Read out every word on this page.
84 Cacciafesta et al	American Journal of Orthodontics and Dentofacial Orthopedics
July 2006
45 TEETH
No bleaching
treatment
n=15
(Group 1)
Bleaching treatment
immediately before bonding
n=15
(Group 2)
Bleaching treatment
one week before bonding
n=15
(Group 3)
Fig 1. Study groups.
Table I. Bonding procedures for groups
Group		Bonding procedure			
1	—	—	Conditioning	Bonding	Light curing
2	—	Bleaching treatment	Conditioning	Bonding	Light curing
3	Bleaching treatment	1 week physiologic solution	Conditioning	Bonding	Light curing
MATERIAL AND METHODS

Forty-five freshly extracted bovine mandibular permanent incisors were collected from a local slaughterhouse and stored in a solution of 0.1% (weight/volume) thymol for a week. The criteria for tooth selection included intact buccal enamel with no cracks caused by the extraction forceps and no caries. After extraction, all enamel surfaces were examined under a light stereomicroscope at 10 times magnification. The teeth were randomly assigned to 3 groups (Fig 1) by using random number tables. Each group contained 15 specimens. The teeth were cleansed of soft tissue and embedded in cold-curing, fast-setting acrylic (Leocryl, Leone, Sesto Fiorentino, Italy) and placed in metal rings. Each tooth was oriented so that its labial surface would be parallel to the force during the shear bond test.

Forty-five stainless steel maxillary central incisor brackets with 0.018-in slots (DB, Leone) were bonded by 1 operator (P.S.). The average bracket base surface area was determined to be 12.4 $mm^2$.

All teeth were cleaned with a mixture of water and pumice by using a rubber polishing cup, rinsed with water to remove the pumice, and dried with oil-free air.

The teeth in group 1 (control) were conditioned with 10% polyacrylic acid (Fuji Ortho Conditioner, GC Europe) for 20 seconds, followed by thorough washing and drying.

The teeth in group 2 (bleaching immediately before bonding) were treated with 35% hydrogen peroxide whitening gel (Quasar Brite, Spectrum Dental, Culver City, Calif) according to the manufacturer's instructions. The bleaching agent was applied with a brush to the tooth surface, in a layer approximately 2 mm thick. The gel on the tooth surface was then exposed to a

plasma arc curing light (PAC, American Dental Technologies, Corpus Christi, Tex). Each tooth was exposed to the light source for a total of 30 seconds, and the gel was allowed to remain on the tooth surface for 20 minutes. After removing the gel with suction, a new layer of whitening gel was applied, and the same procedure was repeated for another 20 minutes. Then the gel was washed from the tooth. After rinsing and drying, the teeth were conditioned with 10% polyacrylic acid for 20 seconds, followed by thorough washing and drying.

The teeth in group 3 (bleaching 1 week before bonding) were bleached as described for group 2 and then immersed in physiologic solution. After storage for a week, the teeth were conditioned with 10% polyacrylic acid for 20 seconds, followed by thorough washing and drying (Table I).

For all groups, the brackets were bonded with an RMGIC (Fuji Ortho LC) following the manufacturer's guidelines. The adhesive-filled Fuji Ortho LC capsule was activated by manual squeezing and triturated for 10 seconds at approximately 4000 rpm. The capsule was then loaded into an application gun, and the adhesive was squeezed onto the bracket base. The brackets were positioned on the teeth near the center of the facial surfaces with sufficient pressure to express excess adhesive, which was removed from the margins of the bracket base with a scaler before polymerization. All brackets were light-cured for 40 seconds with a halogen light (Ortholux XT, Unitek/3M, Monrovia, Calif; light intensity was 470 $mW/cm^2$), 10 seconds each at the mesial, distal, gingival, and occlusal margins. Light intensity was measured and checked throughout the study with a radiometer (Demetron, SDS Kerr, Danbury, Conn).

* [REQUIRED TASK] Your task is to extract all of the records exactly.

* [RESPONSE TO THIS TASK]
Read out every word on this page.
84 Cacciafesta et al	American Journal of Orthodontics and Dentofacial Orthopedics
July 2006
45 TEETH
No bleaching
treatment
n=15
(Group 1)
Bleaching treatment
immediately before bonding
n=15
(Group 2)
Bleaching treatment
one week before bonding
n=15
(Group 3)
Fig 1. Study groups.
Table I. Bonding procedures for groups
Group		Bonding procedure			
1	—	—	Conditioning	Bonding	Light curing
2	—	Bleaching treatment	Conditioning	Bonding	Light curing
3	Bleaching treatment	1 week physiologic solution	Conditioning	Bonding	Light curing
MATERIAL AND METHODS

Forty-five freshly extracted bovine mandibular permanent incisors were collected from a local slaughterhouse and stored in a solution of 0.1% (weight/volume) thymol for a week. The criteria for tooth selection included intact buccal enamel with no cracks caused by the extraction forceps and no caries. After extraction, all enamel surfaces were examined under a light stereomicroscope at 10 times magnification. The teeth were randomly assigned to 3 groups (Fig 1) by using random number tables. Each group contained 15 specimens. The teeth were cleansed of soft tissue and embedded in cold-curing, fast-setting acrylic (Leocryl, Leone, Sesto Fiorentino, Italy) and placed in metal rings. Each tooth was oriented so that its labial surface would be parallel to the force during the shear bond test.

Forty-five stainless steel maxillary central incisor brackets with 0.018-in slots (DB, Leone) were bonded by 1 operator (P.S.). The average bracket base surface area was determined to be 12.4 $mm^2$.

All teeth were cleaned with a mixture of water and pumice by using a rubber polishing cup, rinsed with water to remove the pumice, and dried with oil-free air.

The teeth in group 1 (control) were conditioned with 10% polyacrylic acid (Fuji Ortho Conditioner, GC Europe) for 20 seconds, followed by thorough washing and drying.

The teeth in group 2 (bleaching immediately before bonding) were treated with 35% hydrogen peroxide whitening gel (Quasar Brite, Spectrum Dental, Culver City, Calif) according to the manufacturer's instructions. The bleaching agent was applied with a brush to the tooth surface, in a layer approximately 2 mm thick. The gel on the tooth surface was then exposed to a

plasma arc curing light (PAC, American Dental Technologies, Corpus Christi, Tex). Each tooth was exposed to the light source for a total of 30 seconds, and the gel was allowed to remain on the tooth surface for 20 minutes. After removing the gel with suction, a new layer of whitening gel was applied, and the same procedure was repeated for another 20 minutes. Then the gel was washed from the tooth. After rinsing and drying, the teeth were conditioned with 10% polyacrylic acid for 20 seconds, followed by thorough washing and drying.

The teeth in group 3 (bleaching 1 week before bonding) were bleached as described for group 2 and then immersed in physiologic solution. After storage for a week, the teeth were conditioned with 10% polyacrylic acid for 20 seconds, followed by thorough washing and drying (Table I).

For all groups, the brackets were bonded with an RMGIC (Fuji Ortho LC) following the manufacturer's guidelines. The adhesive-filled Fuji Ortho LC capsule was activated by manual squeezing and triturated for 10 seconds at approximately 4000 rpm. The capsule was then loaded into an application gun, and the adhesive was squeezed onto the bracket base. The brackets were positioned on the teeth near the center of the facial surfaces with sufficient pressure to express excess adhesive, which was removed from the margins of the bracket base with a scaler before polymerization. All brackets were light-cured for 40 seconds with a halogen light (Ortholux XT, Unitek/3M, Monrovia, Calif; light intensity was 470 $mW/cm^2$), 10 seconds each at the mesial, distal, gingival, and occlusal margins. Light intensity was measured and checked throughout the study with a radiometer (Demetron, SDS Kerr, Danbury, Conn).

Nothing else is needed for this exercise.